* **REQUIRED TASK**:
Leave out every picture, then transcribe the rest of the listing exactly.

* **DATA SECTION**:
--- START ---

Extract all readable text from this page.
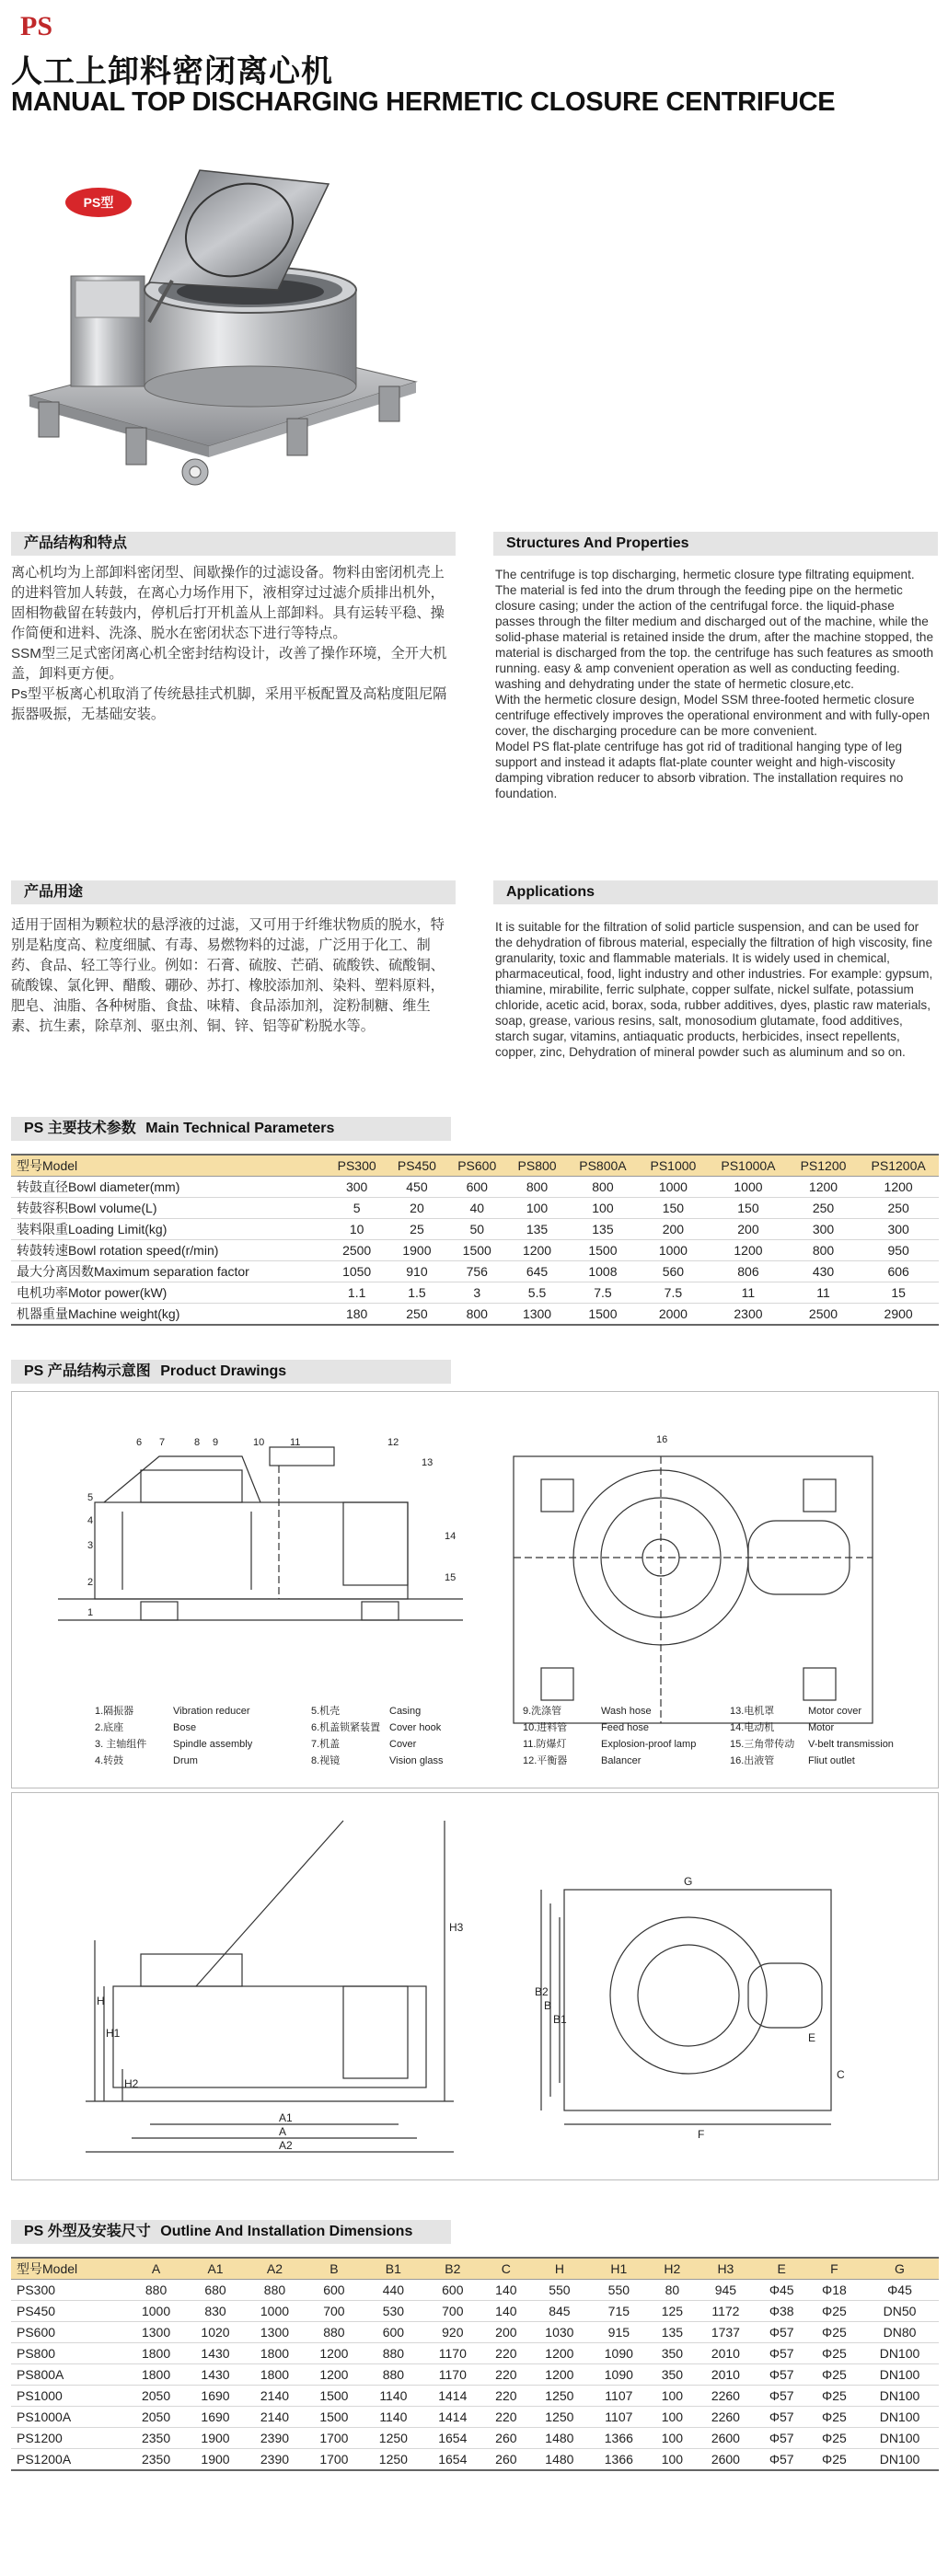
PS
人工上卸料密闭离心机
MANUAL TOP DISCHARGING HERMETIC CLOSURE CENTRIFUCE
PS型
产品结构和特点	Structures And Properties

离心机均为上部卸料密闭型、间歇操作的过滤设备。物料由密闭机壳上的进料管加人转鼓，在离心力场作用下，液相穿过过滤介质排出机外，固相物截留在转鼓内，停机后打开机盖从上部卸料。具有运转平稳、操作简便和进料、洗涤、脱水在密闭状态下进行等特点。

SSM型三足式密闭离心机全密封结构设计，改善了操作环境，全开大机盖，卸料更方便。

Ps型平板离心机取消了传统悬挂式机脚，采用平板配置及高粘度阻尼隔振器吸振，无基础安装。

The centrifuge is top discharging, hermetic closure type filtrating equipment. The material is fed into the drum through the feeding pipe on the hermetic closure casing; under the action of the centrifugal force. the liquid-phase passes through the filter medium and discharged out of the machine, while the solid-phase material is retained inside the drum, after the machine stopped, the material is discharged from the top. the centrifuge has such features as smooth running. easy & amp convenient operation as well as conducting feeding. washing and dehydrating under the state of hermetic closure,etc.

With the hermetic closure design, Model SSM three-footed hermetic closure centrifuge effectively improves the operational environment and with fully-open cover, the discharging procedure can be more convenient.

Model PS flat-plate centrifuge has got rid of traditional hanging type of leg support and instead it adapts flat-plate counter weight and high-viscosity damping vibration reducer to absorb vibration. The installation requires no foundation.

产品用途	Applications

适用于固相为颗粒状的悬浮液的过滤，又可用于纤维状物质的脱水，特别是粘度高、粒度细腻、有毒、易燃物料的过滤，广泛用于化工、制药、食品、轻工等行业。例如：石膏、硫胺、芒硝、硫酸铁、硫酸铜、硫酸镍、氯化钾、醋酸、硼砂、苏打、橡胶添加剂、染料、塑料原料，肥皂、油脂、各种树脂、食盐、味精、食品添加剂，淀粉制糖、维生素、抗生素，除草剂、驱虫剂、铜、锌、铝等矿粉脱水等。

It is suitable for the filtration of solid particle suspension, and can be used for the dehydration of fibrous material, especially the filtration of high viscosity, fine granularity, toxic and flammable materials. It is widely used in chemical, pharmaceutical, food, light industry and other industries. For example: gypsum, thiamine, mirabilite, ferric sulphate, copper sulfate, nickel sulfate, potassium chloride, acetic acid, borax, soda, rubber additives, dyes, plastic raw materials, soap, grease, various resins, salt, monosodium glutamate, food additives, starch sugar, vitamins, antiaquatic products, herbicides, insect repellents, copper, zinc, Dehydration of mineral powder such as aluminum and so on.

PS 主要技术参数 Main Technical Parameters
型号Model	PS300	PS450	PS600	PS800	PS800A	PS1000	PS1000A	PS1200	PS1200A
转鼓直径Bowl diameter(mm)	300	450	600	800	800	1000	1000	1200	1200
转鼓容积Bowl volume(L)	5	20	40	100	100	150	150	250	250
装料限重Loading Limit(kg)	10	25	50	135	135	200	200	300	300
转鼓转速Bowl rotation speed(r/min)	2500	1900	1500	1200	1500	1000	1200	800	950
最大分离因数Maximum separation factor	1050	910	756	645	1008	560	806	430	606
电机功率Motor power(kW)	1.1	1.5	3	5.5	7.5	7.5	11	11	15
机器重量Machine weight(kg)	180	250	800	1300	1500	2000	2300	2500	2900
PS 产品结构示意图 Product Drawings
1
2
3
4
5
6 7	8 9	10	11	12
13
14
15
16
1.隔振器	Vibration reducer
2.底座	Bose
3. 主轴组件	Spindle assembly
4.转鼓	Drum
5.机壳	Casing
6.机盖锁紧装置 Cover hook
7.机盖	Cover
8.视镜	Vision glass
9.洗涤管	Wash hose
10.进料管	Feed hose
11.防爆灯	Explosion-proof lamp
12.平衡器	Balancer
13.电机罩	Motor cover
14.电动机	Motor
15.三角带传动 V-belt transmission
16.出液管	Fliut outlet
H3
H
H1
H2
A1
A
A2
G
B2
B
B1
C
F
E
PS 外型及安装尺寸 Outline And Installation Dimensions
型号Model	A	A1	A2	B	B1	B2	C	H	H1	H2	H3	E	F	G
PS300	880	680	880	600	440	600	140	550	550	80	945	Φ45	Φ18	Φ45
PS450	1000	830	1000	700	530	700	140	845	715	125	1172	Φ38	Φ25	DN50
PS600	1300	1020	1300	880	600	920	200	1030	915	135	1737	Φ57	Φ25	DN80
PS800	1800	1430	1800	1200	880	1170	220	1200	1090	350	2010	Φ57	Φ25	DN100
PS800A	1800	1430	1800	1200	880	1170	220	1200	1090	350	2010	Φ57	Φ25	DN100
PS1000	2050	1690	2140	1500	1140	1414	220	1250	1107	100	2260	Φ57	Φ25	DN100
PS1000A	2050	1690	2140	1500	1140	1414	220	1250	1107	100	2260	Φ57	Φ25	DN100
PS1200	2350	1900	2390	1700	1250	1654	260	1480	1366	100	2600	Φ57	Φ25	DN100
PS1200A	2350	1900	2390	1700	1250	1654	260	1480	1366	100	2600	Φ57	Φ25	DN100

--- END ---

* **RESULT FOR THIS EXERCISE**:
Extract all readable text from this page.
PS
人工上卸料密闭离心机
MANUAL TOP DISCHARGING HERMETIC CLOSURE CENTRIFUCE
PS型
产品结构和特点	Structures And Properties

离心机均为上部卸料密闭型、间歇操作的过滤设备。物料由密闭机壳上的进料管加人转鼓，在离心力场作用下，液相穿过过滤介质排出机外，固相物截留在转鼓内，停机后打开机盖从上部卸料。具有运转平稳、操作简便和进料、洗涤、脱水在密闭状态下进行等特点。

SSM型三足式密闭离心机全密封结构设计，改善了操作环境，全开大机盖，卸料更方便。

Ps型平板离心机取消了传统悬挂式机脚，采用平板配置及高粘度阻尼隔振器吸振，无基础安装。

The centrifuge is top discharging, hermetic closure type filtrating equipment. The material is fed into the drum through the feeding pipe on the hermetic closure casing; under the action of the centrifugal force. the liquid-phase passes through the filter medium and discharged out of the machine, while the solid-phase material is retained inside the drum, after the machine stopped, the material is discharged from the top. the centrifuge has such features as smooth running. easy & amp convenient operation as well as conducting feeding. washing and dehydrating under the state of hermetic closure,etc.

With the hermetic closure design, Model SSM three-footed hermetic closure centrifuge effectively improves the operational environment and with fully-open cover, the discharging procedure can be more convenient.

Model PS flat-plate centrifuge has got rid of traditional hanging type of leg support and instead it adapts flat-plate counter weight and high-viscosity damping vibration reducer to absorb vibration. The installation requires no foundation.

产品用途	Applications

适用于固相为颗粒状的悬浮液的过滤，又可用于纤维状物质的脱水，特别是粘度高、粒度细腻、有毒、易燃物料的过滤，广泛用于化工、制药、食品、轻工等行业。例如：石膏、硫胺、芒硝、硫酸铁、硫酸铜、硫酸镍、氯化钾、醋酸、硼砂、苏打、橡胶添加剂、染料、塑料原料，肥皂、油脂、各种树脂、食盐、味精、食品添加剂，淀粉制糖、维生素、抗生素，除草剂、驱虫剂、铜、锌、铝等矿粉脱水等。

It is suitable for the filtration of solid particle suspension, and can be used for the dehydration of fibrous material, especially the filtration of high viscosity, fine granularity, toxic and flammable materials. It is widely used in chemical, pharmaceutical, food, light industry and other industries. For example: gypsum, thiamine, mirabilite, ferric sulphate, copper sulfate, nickel sulfate, potassium chloride, acetic acid, borax, soda, rubber additives, dyes, plastic raw materials, soap, grease, various resins, salt, monosodium glutamate, food additives, starch sugar, vitamins, antiaquatic products, herbicides, insect repellents, copper, zinc, Dehydration of mineral powder such as aluminum and so on.

PS 主要技术参数 Main Technical Parameters
型号Model	PS300	PS450	PS600	PS800	PS800A	PS1000	PS1000A	PS1200	PS1200A
转鼓直径Bowl diameter(mm)	300	450	600	800	800	1000	1000	1200	1200
转鼓容积Bowl volume(L)	5	20	40	100	100	150	150	250	250
装料限重Loading Limit(kg)	10	25	50	135	135	200	200	300	300
转鼓转速Bowl rotation speed(r/min)	2500	1900	1500	1200	1500	1000	1200	800	950
最大分离因数Maximum separation factor	1050	910	756	645	1008	560	806	430	606
电机功率Motor power(kW)	1.1	1.5	3	5.5	7.5	7.5	11	11	15
机器重量Machine weight(kg)	180	250	800	1300	1500	2000	2300	2500	2900
PS 产品结构示意图 Product Drawings
1
2
3
4
5
6 7	8 9	10	11	12
13
14
15
16
1.隔振器	Vibration reducer
2.底座	Bose
3. 主轴组件	Spindle assembly
4.转鼓	Drum
5.机壳	Casing
6.机盖锁紧装置 Cover hook
7.机盖	Cover
8.视镜	Vision glass
9.洗涤管	Wash hose
10.进料管	Feed hose
11.防爆灯	Explosion-proof lamp
12.平衡器	Balancer
13.电机罩	Motor cover
14.电动机	Motor
15.三角带传动 V-belt transmission
16.出液管	Fliut outlet
H3
H
H1
H2
A1
A
A2
G
B2
B
B1
C
F
E
PS 外型及安装尺寸 Outline And Installation Dimensions
型号Model	A	A1	A2	B	B1	B2	C	H	H1	H2	H3	E	F	G
PS300	880	680	880	600	440	600	140	550	550	80	945	Φ45	Φ18	Φ45
PS450	1000	830	1000	700	530	700	140	845	715	125	1172	Φ38	Φ25	DN50
PS600	1300	1020	1300	880	600	920	200	1030	915	135	1737	Φ57	Φ25	DN80
PS800	1800	1430	1800	1200	880	1170	220	1200	1090	350	2010	Φ57	Φ25	DN100
PS800A	1800	1430	1800	1200	880	1170	220	1200	1090	350	2010	Φ57	Φ25	DN100
PS1000	2050	1690	2140	1500	1140	1414	220	1250	1107	100	2260	Φ57	Φ25	DN100
PS1000A	2050	1690	2140	1500	1140	1414	220	1250	1107	100	2260	Φ57	Φ25	DN100
PS1200	2350	1900	2390	1700	1250	1654	260	1480	1366	100	2600	Φ57	Φ25	DN100
PS1200A	2350	1900	2390	1700	1250	1654	260	1480	1366	100	2600	Φ57	Φ25	DN100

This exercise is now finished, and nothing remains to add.